- _Exercises to complete_
1 – Reproduce the section of the passage on the pandemic's economic effects beginning with "Consequently, the pandemic" and continuing through "in goods manufacturing.".
2 – Extend the commentary on the pandemic's effects on spending and labor, picking up right after its final sentence.

- _Exercise passage_

○ ○ ○ ○

Closely related to this effect has been the skew imparted on goods and services consumption by the pandemic. As mentioned above, during the lockdown household spending was focussed on goods which could be bought on the internet and delivered to home. With human interaction limited, services such as hotels, restaurants and travel were restricted or shut down. Sales of goods ran ahead of trend while services languished. As the economy reopened the latter recovered and goods sales fell back. Today it is noticeable that surveys such as the Purchasing Managers’ show the service sector outperforming goods as people rediscover the joys of travel and find they already have enough gym equipment, electronics and other such lockdown paraphernalia.

Consequently, the pandemic had two effects on the consumer. First, it made the consumer more resilient and, second, it skewed spending. Some have described this as creating a rolling recession where first services then manufacturing went into recession. It has also meant that leading indicators and recession warning models which are very dominated by the more cyclical goods sector have tended to be too bearish by sending signals which are too negative for the economy as a whole. The service sector has become uncorrelated with the goods sector. Given their relative size (services account for just under 60% of household spending compared to goods at 21%) the recovery in services has offset the recession in goods manufacturing.

The rebalancing of consumer spending probably has further to run. Analysis by the San Francisco Fed suggests that much of the excess savings have now been spent, indicating that this effect on consumption will gradually fade. So far some $1.7trn of the excess has been spent out of a total of $2.1bn excess savings. Nonetheless, this still leaves households with some $400bn worth of potential spending (equivalent to around 2% of consumption) so the effect will be gradual. 

The second pandemic effect is on the supply side where labour markets have been affected by a combination of early retirement, a return to college and illness (long Covid and long waiting times in getting treatment at hospitals trying to clear backlogs). Although there has been a boost for some groups of workers who find it easier to work remotely, the overall effect has been a fall in the number of people in the labour force and a decline in the participation ratio.

○ ○ ○ ○

- _Extracted material_
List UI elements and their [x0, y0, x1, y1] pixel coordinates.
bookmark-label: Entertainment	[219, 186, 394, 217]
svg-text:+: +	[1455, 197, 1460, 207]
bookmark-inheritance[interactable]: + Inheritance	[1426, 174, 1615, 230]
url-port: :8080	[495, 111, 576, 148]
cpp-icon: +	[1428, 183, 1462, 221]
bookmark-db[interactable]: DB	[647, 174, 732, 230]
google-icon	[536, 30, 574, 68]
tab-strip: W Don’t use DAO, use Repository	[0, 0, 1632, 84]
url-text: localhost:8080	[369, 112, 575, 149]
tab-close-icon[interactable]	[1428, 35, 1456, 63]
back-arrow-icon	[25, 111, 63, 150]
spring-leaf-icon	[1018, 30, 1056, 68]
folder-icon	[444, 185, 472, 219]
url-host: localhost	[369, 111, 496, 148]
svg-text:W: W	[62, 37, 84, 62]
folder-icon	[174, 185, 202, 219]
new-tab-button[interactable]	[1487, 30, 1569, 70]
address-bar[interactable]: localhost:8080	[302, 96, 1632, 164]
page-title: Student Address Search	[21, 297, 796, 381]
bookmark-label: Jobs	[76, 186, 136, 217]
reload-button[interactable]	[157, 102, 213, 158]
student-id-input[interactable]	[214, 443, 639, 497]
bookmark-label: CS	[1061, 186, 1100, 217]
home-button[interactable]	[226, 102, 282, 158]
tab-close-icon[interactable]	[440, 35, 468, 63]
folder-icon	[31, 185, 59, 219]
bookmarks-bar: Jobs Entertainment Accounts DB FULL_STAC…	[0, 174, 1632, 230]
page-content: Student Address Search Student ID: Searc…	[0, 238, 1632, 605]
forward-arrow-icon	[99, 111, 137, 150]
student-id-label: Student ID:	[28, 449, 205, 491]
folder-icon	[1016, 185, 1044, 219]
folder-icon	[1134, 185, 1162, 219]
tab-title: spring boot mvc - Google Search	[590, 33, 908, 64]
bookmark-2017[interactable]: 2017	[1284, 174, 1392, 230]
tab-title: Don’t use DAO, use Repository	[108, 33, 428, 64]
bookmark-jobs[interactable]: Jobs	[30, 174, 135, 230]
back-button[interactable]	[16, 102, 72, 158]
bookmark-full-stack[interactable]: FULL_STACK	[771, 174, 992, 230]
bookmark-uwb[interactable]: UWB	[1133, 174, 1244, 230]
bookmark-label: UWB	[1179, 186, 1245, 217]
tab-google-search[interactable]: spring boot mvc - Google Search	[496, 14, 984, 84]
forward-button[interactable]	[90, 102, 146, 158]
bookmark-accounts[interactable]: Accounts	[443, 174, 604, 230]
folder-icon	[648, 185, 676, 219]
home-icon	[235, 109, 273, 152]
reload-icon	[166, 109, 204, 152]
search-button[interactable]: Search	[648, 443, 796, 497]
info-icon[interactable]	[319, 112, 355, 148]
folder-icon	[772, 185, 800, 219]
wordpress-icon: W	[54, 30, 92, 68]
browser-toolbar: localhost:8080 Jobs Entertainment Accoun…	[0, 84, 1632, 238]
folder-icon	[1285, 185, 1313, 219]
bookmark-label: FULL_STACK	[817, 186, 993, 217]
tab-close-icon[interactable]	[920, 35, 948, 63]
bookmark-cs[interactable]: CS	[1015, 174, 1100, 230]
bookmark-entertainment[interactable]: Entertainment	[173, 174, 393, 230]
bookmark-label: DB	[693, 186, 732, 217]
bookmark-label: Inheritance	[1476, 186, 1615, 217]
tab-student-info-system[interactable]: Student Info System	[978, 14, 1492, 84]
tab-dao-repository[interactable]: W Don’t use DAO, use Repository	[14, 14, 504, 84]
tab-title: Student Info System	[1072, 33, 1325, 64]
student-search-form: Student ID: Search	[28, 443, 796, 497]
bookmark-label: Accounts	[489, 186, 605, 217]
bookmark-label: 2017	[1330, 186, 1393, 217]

○ ○ ○ ○

- _Task answers_
1 –
Consequently, the pandemic had two effects on the consumer. First, it made the consumer more resilient and, second, it skewed spending. Some have described this as creating a rolling recession where first services then manufacturing went into recession. It has also meant that leading indicators and recession warning models which are very dominated by the more cyclical goods sector have tended to be too bearish by sending signals which are too negative for the economy as a whole. The service sector has become uncorrelated with the goods sector. Given their relative size (services account for just under 60% of household spending compared to goods at 21%) the recovery in services has offset the recession in goods manufacturing.

2 –
As a consequence the pressure on wages has been greater than anticipated as shortages have emerged more rapidly. There are some signs that participation rates are picking up which may reflect the return of immigration and a reversal of some of these factors. Overall though the pandemic has skewed the balance of supply and demand in an adverse direction, exacerbating inflationary pressure.

Summary

Of these four effects the low starting point for rates, fiscal largesse, and the pandemic effects have been most unique in making it harder for the Fed and other central banks to interpret and then tame the economy and inflation.

Monetary policy started from an ultra-loose level and while the Fed and others might have realised the need to tighten sooner, this came against a very uncertain backdrop of the ongoing pandemic. In addition they had to offset the stimulus from fiscal policy as well as contending with the unusual effects of Covid on spending and the labour market.

Notwithstanding the support from the Inflation Reduction Act and the excitement over AI, our view is that the tide will begin to turn in favour of the Fed as we go forward. Monetary policy is now in restrictive territory and the benefits of fiscal support and excess savings are diminishing.

The offsetting behaviour of financial markets is also important, although is not unique to this cycle. For example, in 2005 when the Fed raised rates by 150 basis points with little impact on 10 year bond yields - known at the time as the “Greenspan conundrum” – there was much talk of the Fed losing control over monetary policy.

In this cycle, the Fed may still have to do more to convince the bond markets that it is determined to beat inflation and no doubt accounts for the hawkish tone at its latest meeting.